> **Exercise details**: Print the entries below word for word; the pictures stay out of your copy.

> **Data rows**:

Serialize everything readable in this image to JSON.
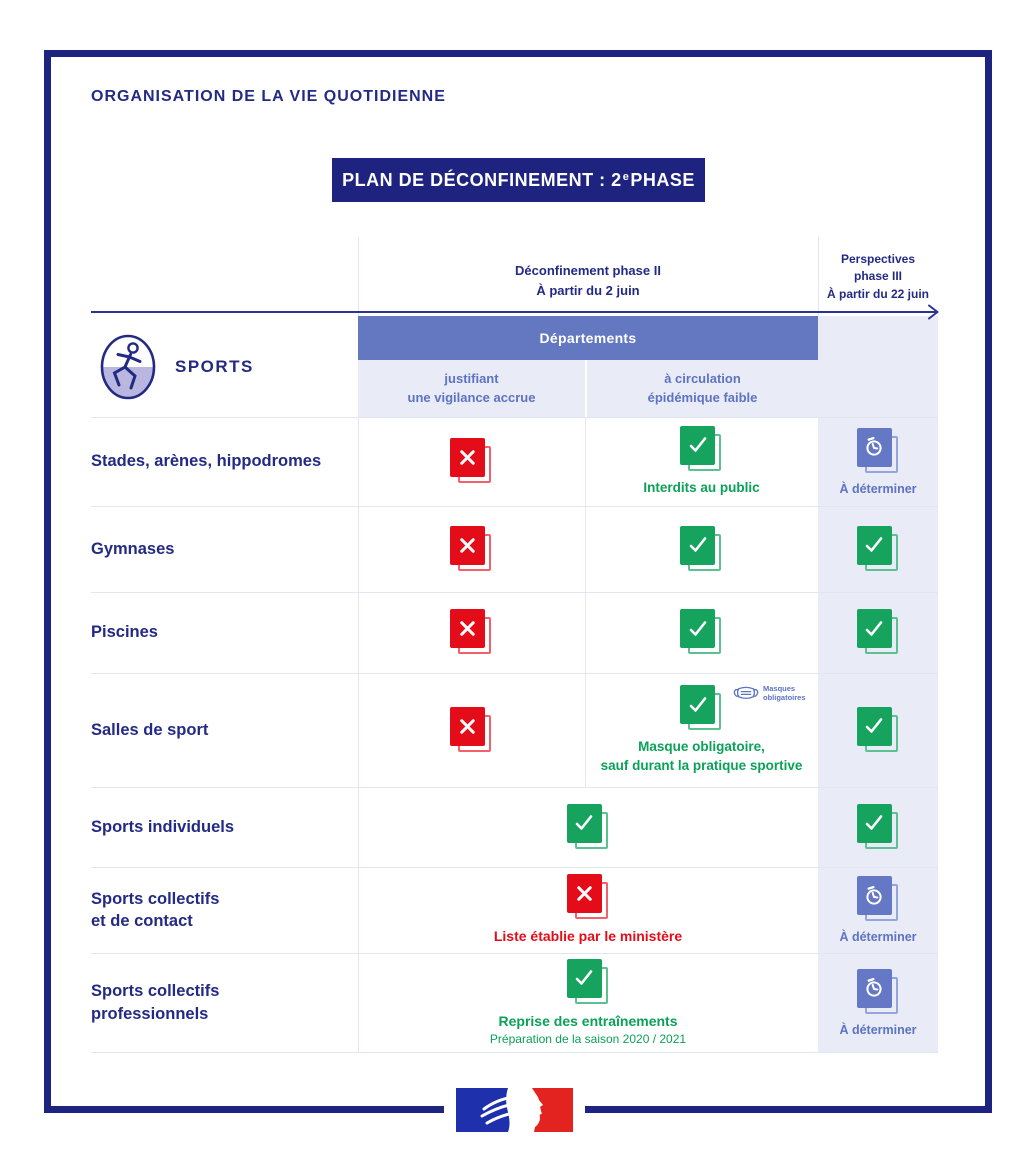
{
  "header": {
    "section_title": "ORGANISATION DE LA VIE QUOTIDIENNE",
    "banner_prefix": "PLAN DE DÉCONFINEMENT : 2",
    "banner_sup": "e",
    "banner_suffix": " PHASE"
  },
  "timeline": {
    "phase2_label": "Déconfinement phase II\nÀ partir du 2 juin",
    "phase3_label": "Perspectives\nphase III\nÀ partir du 22 juin"
  },
  "table": {
    "section_label": "SPORTS",
    "group_header": "Départements",
    "subcol_left": "justifiant\nune vigilance accrue",
    "subcol_right": "à circulation\népidémique faible",
    "tbd_label": "À déterminer",
    "mask_badge_label": "Masques\nobligatoires",
    "rows": [
      {
        "label": "Stades, arènes, hippodromes",
        "col1_status": "interdit",
        "col2_status": "autorisé",
        "col2_note": "Interdits au public",
        "phase3_status": "à déterminer"
      },
      {
        "label": "Gymnases",
        "col1_status": "interdit",
        "col2_status": "autorisé",
        "phase3_status": "autorisé"
      },
      {
        "label": "Piscines",
        "col1_status": "interdit",
        "col2_status": "autorisé",
        "phase3_status": "autorisé"
      },
      {
        "label": "Salles de sport",
        "col1_status": "interdit",
        "col2_status": "autorisé",
        "col2_has_mask_badge": true,
        "col2_note": "Masque obligatoire,\nsauf durant la pratique sportive",
        "phase3_status": "autorisé"
      },
      {
        "label": "Sports individuels",
        "span_status": "autorisé",
        "phase3_status": "autorisé"
      },
      {
        "label": "Sports collectifs\net de contact",
        "span_status": "interdit",
        "span_note": "Liste établie par le ministère",
        "phase3_status": "à déterminer"
      },
      {
        "label": "Sports collectifs\nprofessionnels",
        "span_status": "autorisé",
        "span_note": "Reprise des entraînements",
        "span_subnote": "Préparation de la saison 2020 / 2021",
        "phase3_status": "à déterminer"
      }
    ]
  },
  "footer": {
    "logo": "marianne-french-government-logo"
  },
  "colors": {
    "navy": "#232a84",
    "periwinkle": "#6478c1",
    "lavender": "#e9ebf6",
    "green": "#16a35d",
    "red": "#e40c19",
    "clock_periwinkle": "#6478c6",
    "logo_blue": "#1f30ad",
    "logo_red": "#e32320"
  }
}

> **Result for this exercise**:
Serialize everything readable in this image to JSON.
{
  "header": {
    "section_title": "ORGANISATION DE LA VIE QUOTIDIENNE",
    "banner_prefix": "PLAN DE DÉCONFINEMENT : 2",
    "banner_sup": "e",
    "banner_suffix": " PHASE"
  },
  "timeline": {
    "phase2_label": "Déconfinement phase II\nÀ partir du 2 juin",
    "phase3_label": "Perspectives\nphase III\nÀ partir du 22 juin"
  },
  "table": {
    "section_label": "SPORTS",
    "group_header": "Départements",
    "subcol_left": "justifiant\nune vigilance accrue",
    "subcol_right": "à circulation\népidémique faible",
    "tbd_label": "À déterminer",
    "mask_badge_label": "Masques\nobligatoires",
    "rows": [
      {
        "label": "Stades, arènes, hippodromes",
        "col1_status": "interdit",
        "col2_status": "autorisé",
        "col2_note": "Interdits au public",
        "phase3_status": "à déterminer"
      },
      {
        "label": "Gymnases",
        "col1_status": "interdit",
        "col2_status": "autorisé",
        "phase3_status": "autorisé"
      },
      {
        "label": "Piscines",
        "col1_status": "interdit",
        "col2_status": "autorisé",
        "phase3_status": "autorisé"
      },
      {
        "label": "Salles de sport",
        "col1_status": "interdit",
        "col2_status": "autorisé",
        "col2_has_mask_badge": true,
        "col2_note": "Masque obligatoire,\nsauf durant la pratique sportive",
        "phase3_status": "autorisé"
      },
      {
        "label": "Sports individuels",
        "span_status": "autorisé",
        "phase3_status": "autorisé"
      },
      {
        "label": "Sports collectifs\net de contact",
        "span_status": "interdit",
        "span_note": "Liste établie par le ministère",
        "phase3_status": "à déterminer"
      },
      {
        "label": "Sports collectifs\nprofessionnels",
        "span_status": "autorisé",
        "span_note": "Reprise des entraînements",
        "span_subnote": "Préparation de la saison 2020 / 2021",
        "phase3_status": "à déterminer"
      }
    ]
  },
  "footer": {
    "logo": "marianne-french-government-logo"
  },
  "colors": {
    "navy": "#232a84",
    "periwinkle": "#6478c1",
    "lavender": "#e9ebf6",
    "green": "#16a35d",
    "red": "#e40c19",
    "clock_periwinkle": "#6478c6",
    "logo_blue": "#1f30ad",
    "logo_red": "#e32320"
  }
}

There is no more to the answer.